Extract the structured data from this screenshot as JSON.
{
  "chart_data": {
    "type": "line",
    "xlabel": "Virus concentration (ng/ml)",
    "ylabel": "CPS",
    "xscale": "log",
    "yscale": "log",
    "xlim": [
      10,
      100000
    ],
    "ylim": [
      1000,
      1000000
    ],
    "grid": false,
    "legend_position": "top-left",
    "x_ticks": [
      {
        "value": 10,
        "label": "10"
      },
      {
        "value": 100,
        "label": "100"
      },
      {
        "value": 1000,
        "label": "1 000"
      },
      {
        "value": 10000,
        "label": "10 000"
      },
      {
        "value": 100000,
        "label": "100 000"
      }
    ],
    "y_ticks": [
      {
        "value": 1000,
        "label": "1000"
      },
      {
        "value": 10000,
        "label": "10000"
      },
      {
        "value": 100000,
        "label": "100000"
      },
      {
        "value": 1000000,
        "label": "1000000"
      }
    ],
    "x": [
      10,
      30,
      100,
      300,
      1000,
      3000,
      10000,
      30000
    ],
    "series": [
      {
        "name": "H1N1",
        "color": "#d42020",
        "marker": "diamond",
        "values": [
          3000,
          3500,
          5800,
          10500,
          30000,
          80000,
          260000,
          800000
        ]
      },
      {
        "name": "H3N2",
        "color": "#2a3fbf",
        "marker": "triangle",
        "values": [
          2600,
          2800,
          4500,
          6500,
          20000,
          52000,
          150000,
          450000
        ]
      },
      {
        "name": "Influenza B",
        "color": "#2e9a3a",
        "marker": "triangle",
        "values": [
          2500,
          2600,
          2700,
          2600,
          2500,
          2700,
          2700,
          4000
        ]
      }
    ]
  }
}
#####
ACTION ITEM:
Output all entries again exactly; no line may be altered.

ANSWER FOR THE TASK:
Extract the structured data from this screenshot as JSON.
{
  "chart_data": {
    "type": "line",
    "xlabel": "Virus concentration (ng/ml)",
    "ylabel": "CPS",
    "xscale": "log",
    "yscale": "log",
    "xlim": [
      10,
      100000
    ],
    "ylim": [
      1000,
      1000000
    ],
    "grid": false,
    "legend_position": "top-left",
    "x_ticks": [
      {
        "value": 10,
        "label": "10"
      },
      {
        "value": 100,
        "label": "100"
      },
      {
        "value": 1000,
        "label": "1 000"
      },
      {
        "value": 10000,
        "label": "10 000"
      },
      {
        "value": 100000,
        "label": "100 000"
      }
    ],
    "y_ticks": [
      {
        "value": 1000,
        "label": "1000"
      },
      {
        "value": 10000,
        "label": "10000"
      },
      {
        "value": 100000,
        "label": "100000"
      },
      {
        "value": 1000000,
        "label": "1000000"
      }
    ],
    "x": [
      10,
      30,
      100,
      300,
      1000,
      3000,
      10000,
      30000
    ],
    "series": [
      {
        "name": "H1N1",
        "color": "#d42020",
        "marker": "diamond",
        "values": [
          3000,
          3500,
          5800,
          10500,
          30000,
          80000,
          260000,
          800000
        ]
      },
      {
        "name": "H3N2",
        "color": "#2a3fbf",
        "marker": "triangle",
        "values": [
          2600,
          2800,
          4500,
          6500,
          20000,
          52000,
          150000,
          450000
        ]
      },
      {
        "name": "Influenza B",
        "color": "#2e9a3a",
        "marker": "triangle",
        "values": [
          2500,
          2600,
          2700,
          2600,
          2500,
          2700,
          2700,
          4000
        ]
      }
    ]
  }
}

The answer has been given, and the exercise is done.